▶ _DATA LISTING_:
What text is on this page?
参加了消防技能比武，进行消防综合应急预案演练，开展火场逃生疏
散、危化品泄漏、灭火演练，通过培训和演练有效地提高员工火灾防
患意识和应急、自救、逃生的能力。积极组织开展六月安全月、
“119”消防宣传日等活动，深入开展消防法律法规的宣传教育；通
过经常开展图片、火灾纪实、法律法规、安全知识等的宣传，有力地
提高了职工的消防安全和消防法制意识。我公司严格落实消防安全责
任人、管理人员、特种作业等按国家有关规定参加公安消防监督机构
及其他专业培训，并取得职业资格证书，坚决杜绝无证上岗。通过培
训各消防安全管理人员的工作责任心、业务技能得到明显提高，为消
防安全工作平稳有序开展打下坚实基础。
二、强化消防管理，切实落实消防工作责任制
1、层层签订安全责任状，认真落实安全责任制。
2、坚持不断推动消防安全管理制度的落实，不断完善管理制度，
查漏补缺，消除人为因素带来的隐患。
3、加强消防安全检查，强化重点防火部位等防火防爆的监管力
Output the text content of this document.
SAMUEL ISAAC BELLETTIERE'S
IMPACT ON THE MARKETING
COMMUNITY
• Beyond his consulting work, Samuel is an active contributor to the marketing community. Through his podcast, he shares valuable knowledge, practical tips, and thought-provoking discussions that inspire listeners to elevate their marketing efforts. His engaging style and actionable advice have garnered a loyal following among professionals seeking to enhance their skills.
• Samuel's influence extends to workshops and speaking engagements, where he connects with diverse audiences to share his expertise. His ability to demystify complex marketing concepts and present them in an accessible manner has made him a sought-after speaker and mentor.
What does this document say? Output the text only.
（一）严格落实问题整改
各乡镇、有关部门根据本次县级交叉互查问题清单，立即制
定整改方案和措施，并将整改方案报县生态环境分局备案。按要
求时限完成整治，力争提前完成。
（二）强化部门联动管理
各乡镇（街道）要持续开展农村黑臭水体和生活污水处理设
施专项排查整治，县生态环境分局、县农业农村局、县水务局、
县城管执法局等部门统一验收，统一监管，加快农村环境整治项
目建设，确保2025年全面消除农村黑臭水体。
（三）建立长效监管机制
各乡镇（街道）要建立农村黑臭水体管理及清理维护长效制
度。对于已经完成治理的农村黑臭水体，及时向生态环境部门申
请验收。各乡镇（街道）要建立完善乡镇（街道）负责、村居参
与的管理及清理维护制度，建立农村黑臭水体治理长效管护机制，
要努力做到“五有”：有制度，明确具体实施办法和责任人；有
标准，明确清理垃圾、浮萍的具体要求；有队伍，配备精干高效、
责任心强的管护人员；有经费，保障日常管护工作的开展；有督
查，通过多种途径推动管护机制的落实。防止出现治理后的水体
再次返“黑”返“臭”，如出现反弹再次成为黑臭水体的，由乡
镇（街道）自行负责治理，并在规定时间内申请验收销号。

▶ _PROBLEM_:
Recopy all the lines exactly as they appear.

▶ _WRITTEN ANSWER_:
What text is on this page?
参加了消防技能比武，进行消防综合应急预案演练，开展火场逃生疏
散、危化品泄漏、灭火演练，通过培训和演练有效地提高员工火灾防
患意识和应急、自救、逃生的能力。积极组织开展六月安全月、
“119”消防宣传日等活动，深入开展消防法律法规的宣传教育；通
过经常开展图片、火灾纪实、法律法规、安全知识等的宣传，有力地
提高了职工的消防安全和消防法制意识。我公司严格落实消防安全责
任人、管理人员、特种作业等按国家有关规定参加公安消防监督机构
及其他专业培训，并取得职业资格证书，坚决杜绝无证上岗。通过培
训各消防安全管理人员的工作责任心、业务技能得到明显提高，为消
防安全工作平稳有序开展打下坚实基础。
二、强化消防管理，切实落实消防工作责任制
1、层层签订安全责任状，认真落实安全责任制。
2、坚持不断推动消防安全管理制度的落实，不断完善管理制度，
查漏补缺，消除人为因素带来的隐患。
3、加强消防安全检查，强化重点防火部位等防火防爆的监管力
Output the text content of this document.
SAMUEL ISAAC BELLETTIERE'S
IMPACT ON THE MARKETING
COMMUNITY
• Beyond his consulting work, Samuel is an active contributor to the marketing community. Through his podcast, he shares valuable knowledge, practical tips, and thought-provoking discussions that inspire listeners to elevate their marketing efforts. His engaging style and actionable advice have garnered a loyal following among professionals seeking to enhance their skills.
• Samuel's influence extends to workshops and speaking engagements, where he connects with diverse audiences to share his expertise. His ability to demystify complex marketing concepts and present them in an accessible manner has made him a sought-after speaker and mentor.
What does this document say? Output the text only.
（一）严格落实问题整改
各乡镇、有关部门根据本次县级交叉互查问题清单，立即制
定整改方案和措施，并将整改方案报县生态环境分局备案。按要
求时限完成整治，力争提前完成。
（二）强化部门联动管理
各乡镇（街道）要持续开展农村黑臭水体和生活污水处理设
施专项排查整治，县生态环境分局、县农业农村局、县水务局、
县城管执法局等部门统一验收，统一监管，加快农村环境整治项
目建设，确保2025年全面消除农村黑臭水体。
（三）建立长效监管机制
各乡镇（街道）要建立农村黑臭水体管理及清理维护长效制
度。对于已经完成治理的农村黑臭水体，及时向生态环境部门申
请验收。各乡镇（街道）要建立完善乡镇（街道）负责、村居参
与的管理及清理维护制度，建立农村黑臭水体治理长效管护机制，
要努力做到“五有”：有制度，明确具体实施办法和责任人；有
标准，明确清理垃圾、浮萍的具体要求；有队伍，配备精干高效、
责任心强的管护人员；有经费，保障日常管护工作的开展；有督
查，通过多种途径推动管护机制的落实。防止出现治理后的水体
再次返“黑”返“臭”，如出现反弹再次成为黑臭水体的，由乡
镇（街道）自行负责治理，并在规定时间内申请验收销号。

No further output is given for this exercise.